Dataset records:

***

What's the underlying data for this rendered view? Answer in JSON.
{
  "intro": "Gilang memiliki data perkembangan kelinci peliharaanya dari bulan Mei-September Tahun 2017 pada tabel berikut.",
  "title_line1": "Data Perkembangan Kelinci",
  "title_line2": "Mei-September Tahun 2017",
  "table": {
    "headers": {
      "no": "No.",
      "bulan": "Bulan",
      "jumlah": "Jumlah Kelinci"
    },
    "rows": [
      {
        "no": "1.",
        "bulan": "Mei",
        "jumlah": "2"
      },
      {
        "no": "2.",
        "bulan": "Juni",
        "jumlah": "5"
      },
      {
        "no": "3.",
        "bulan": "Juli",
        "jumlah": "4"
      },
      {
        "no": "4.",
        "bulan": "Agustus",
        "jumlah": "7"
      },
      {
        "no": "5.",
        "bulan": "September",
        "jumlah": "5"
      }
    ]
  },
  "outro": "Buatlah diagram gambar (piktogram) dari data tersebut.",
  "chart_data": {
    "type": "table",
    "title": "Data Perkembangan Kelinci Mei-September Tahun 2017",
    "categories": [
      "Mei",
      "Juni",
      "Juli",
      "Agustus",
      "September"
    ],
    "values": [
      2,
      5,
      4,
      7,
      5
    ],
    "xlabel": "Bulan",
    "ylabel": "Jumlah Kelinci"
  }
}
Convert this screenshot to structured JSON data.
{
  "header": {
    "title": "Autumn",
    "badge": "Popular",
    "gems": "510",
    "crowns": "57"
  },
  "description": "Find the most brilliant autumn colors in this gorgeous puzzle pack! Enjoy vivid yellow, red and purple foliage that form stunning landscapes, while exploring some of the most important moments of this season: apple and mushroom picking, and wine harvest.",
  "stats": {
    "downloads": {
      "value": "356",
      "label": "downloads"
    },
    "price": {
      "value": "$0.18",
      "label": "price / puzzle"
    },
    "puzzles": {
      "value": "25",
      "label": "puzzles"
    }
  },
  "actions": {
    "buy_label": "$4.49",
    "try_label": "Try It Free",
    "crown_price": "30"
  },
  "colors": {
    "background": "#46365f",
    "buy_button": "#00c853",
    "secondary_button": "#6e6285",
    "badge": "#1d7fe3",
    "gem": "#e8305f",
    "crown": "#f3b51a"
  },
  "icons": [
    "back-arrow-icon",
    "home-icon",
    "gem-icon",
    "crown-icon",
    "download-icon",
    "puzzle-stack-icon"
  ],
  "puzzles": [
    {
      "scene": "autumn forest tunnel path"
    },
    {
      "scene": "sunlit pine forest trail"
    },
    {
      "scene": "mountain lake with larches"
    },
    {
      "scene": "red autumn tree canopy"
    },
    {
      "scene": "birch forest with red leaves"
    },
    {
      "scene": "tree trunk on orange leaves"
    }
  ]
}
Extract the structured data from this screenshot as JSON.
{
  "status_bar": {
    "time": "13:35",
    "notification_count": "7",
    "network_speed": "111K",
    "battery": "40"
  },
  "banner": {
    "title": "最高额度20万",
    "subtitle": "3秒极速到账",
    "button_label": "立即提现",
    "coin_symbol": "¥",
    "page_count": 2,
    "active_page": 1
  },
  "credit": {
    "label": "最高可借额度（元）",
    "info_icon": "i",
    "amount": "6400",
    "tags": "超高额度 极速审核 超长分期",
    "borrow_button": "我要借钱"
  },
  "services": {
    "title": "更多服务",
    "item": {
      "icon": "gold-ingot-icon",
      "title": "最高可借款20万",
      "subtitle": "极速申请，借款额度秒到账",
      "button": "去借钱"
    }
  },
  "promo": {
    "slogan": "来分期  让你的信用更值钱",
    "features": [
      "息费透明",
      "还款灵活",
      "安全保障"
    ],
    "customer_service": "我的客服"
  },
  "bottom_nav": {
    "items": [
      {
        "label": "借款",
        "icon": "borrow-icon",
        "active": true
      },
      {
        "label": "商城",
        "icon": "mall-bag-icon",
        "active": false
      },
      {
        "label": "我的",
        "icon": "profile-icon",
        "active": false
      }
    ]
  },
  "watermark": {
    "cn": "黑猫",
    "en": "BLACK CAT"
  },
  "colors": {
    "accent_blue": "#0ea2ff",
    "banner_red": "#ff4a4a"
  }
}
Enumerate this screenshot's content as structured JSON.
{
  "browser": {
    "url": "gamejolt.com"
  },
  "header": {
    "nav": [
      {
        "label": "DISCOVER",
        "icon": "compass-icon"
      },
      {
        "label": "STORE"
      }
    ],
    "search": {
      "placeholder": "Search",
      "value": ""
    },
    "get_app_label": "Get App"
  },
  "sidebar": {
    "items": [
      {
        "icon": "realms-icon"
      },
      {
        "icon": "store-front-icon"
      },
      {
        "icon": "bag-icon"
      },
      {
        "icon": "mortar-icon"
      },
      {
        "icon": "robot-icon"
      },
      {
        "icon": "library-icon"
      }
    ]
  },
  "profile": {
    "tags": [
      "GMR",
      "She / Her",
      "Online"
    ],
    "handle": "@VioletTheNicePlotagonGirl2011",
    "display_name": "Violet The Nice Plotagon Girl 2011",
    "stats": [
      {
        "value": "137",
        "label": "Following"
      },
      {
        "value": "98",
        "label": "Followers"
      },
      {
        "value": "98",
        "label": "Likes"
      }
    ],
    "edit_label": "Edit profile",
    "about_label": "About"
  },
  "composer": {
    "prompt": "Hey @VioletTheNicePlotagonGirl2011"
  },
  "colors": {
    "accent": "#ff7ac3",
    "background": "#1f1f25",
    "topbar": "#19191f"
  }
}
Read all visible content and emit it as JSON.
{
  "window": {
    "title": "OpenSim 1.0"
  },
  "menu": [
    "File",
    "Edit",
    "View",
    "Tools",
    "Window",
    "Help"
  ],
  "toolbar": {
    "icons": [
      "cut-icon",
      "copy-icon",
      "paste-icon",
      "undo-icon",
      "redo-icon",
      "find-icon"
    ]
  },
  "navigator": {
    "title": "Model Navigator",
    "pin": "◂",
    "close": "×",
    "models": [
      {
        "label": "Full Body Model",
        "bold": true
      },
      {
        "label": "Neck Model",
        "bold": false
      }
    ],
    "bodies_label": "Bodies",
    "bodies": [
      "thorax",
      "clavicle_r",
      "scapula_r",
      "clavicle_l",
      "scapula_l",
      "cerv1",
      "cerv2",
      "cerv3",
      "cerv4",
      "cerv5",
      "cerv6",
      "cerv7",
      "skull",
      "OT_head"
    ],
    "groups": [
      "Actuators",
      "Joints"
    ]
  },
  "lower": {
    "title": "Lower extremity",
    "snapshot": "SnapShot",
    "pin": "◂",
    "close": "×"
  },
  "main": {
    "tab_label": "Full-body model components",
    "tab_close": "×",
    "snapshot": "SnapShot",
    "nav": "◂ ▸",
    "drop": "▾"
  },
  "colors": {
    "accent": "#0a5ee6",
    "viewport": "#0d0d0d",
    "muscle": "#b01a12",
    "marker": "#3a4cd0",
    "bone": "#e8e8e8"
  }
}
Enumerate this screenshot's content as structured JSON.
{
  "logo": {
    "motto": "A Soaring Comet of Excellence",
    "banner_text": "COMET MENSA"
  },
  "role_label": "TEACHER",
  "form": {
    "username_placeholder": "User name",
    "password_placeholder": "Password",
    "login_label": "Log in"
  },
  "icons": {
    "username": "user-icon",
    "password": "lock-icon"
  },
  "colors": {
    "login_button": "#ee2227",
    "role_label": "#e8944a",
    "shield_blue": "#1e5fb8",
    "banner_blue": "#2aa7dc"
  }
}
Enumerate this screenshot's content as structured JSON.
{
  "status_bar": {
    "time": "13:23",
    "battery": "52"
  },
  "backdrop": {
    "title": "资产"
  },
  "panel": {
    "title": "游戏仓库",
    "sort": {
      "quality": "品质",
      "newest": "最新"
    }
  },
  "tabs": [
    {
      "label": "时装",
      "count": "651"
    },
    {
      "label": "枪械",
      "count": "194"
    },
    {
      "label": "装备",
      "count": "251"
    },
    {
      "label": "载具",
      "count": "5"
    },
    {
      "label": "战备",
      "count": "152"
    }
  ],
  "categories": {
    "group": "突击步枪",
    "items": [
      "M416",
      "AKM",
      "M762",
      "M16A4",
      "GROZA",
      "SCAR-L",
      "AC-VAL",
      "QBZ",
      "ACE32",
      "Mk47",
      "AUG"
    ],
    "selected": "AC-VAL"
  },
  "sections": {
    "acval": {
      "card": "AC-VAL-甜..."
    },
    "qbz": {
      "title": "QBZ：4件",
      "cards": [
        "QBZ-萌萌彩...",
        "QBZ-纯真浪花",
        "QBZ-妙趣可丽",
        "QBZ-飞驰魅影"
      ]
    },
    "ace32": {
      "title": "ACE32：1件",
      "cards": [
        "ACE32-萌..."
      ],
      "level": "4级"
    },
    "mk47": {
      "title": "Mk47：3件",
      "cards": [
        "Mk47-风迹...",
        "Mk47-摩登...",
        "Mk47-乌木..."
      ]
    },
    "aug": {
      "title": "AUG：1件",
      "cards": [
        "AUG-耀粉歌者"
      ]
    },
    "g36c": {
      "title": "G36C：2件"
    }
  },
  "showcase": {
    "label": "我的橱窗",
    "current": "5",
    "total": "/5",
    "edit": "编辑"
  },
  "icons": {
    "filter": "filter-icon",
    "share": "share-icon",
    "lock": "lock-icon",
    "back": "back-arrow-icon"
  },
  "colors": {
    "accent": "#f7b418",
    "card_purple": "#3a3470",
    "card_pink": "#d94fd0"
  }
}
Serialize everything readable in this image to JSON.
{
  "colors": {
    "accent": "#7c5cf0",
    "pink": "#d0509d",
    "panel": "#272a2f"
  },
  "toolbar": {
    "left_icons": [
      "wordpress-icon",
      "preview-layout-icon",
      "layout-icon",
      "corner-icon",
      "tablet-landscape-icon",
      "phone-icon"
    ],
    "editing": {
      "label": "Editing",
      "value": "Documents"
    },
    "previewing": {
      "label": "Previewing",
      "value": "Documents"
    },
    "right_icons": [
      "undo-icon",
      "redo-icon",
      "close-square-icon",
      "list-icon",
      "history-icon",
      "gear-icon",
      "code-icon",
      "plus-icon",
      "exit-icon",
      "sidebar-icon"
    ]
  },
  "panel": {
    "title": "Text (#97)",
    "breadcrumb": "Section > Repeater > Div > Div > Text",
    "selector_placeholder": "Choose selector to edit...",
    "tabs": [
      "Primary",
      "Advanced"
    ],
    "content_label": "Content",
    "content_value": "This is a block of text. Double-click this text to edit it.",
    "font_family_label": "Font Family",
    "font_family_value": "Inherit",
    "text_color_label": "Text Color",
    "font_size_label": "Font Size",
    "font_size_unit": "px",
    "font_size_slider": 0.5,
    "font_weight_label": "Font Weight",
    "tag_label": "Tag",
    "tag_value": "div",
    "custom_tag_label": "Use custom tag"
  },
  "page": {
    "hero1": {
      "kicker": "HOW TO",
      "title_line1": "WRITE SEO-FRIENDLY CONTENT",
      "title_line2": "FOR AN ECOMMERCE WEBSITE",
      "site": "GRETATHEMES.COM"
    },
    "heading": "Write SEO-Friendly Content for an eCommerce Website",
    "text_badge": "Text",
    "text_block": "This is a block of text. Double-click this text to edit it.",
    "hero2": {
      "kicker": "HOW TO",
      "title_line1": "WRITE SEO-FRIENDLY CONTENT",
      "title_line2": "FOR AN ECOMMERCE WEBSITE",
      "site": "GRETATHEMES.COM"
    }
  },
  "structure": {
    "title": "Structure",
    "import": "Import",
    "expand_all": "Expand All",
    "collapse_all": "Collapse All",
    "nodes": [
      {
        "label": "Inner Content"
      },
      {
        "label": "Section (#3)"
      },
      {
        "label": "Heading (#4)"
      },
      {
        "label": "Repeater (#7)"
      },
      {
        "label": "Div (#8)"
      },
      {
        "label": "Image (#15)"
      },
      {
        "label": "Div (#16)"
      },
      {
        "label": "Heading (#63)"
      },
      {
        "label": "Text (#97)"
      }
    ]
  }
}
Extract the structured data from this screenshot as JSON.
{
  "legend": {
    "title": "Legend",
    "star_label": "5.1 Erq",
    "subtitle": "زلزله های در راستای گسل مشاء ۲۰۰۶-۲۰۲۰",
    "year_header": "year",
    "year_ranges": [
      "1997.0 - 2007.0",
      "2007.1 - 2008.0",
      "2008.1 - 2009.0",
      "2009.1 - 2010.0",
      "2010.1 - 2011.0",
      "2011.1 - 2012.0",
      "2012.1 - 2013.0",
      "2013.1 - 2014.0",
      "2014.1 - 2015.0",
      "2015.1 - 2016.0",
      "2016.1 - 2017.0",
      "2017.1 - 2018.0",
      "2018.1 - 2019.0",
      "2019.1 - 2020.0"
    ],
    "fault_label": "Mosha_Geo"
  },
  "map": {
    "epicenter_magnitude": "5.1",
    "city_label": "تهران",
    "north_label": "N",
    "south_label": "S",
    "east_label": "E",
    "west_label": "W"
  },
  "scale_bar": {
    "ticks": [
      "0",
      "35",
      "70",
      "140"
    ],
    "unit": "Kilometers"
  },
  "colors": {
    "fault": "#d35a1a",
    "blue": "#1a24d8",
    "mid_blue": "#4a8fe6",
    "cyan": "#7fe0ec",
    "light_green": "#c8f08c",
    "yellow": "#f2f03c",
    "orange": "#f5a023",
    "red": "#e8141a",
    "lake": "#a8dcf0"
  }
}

***

WHAT IS REQUIRED: Identify and copy all lines with the word "yellow".

FINISHED TASK:
  "description": "Find the most brilliant autumn colors in this gorgeous puzzle pack! Enjoy vivid yellow, red and purple foliage that form stunning landscapes, while exploring some of the most important moments of this season: apple and mushroom picking, and wine harvest.",
    "yellow": "#f2f03c",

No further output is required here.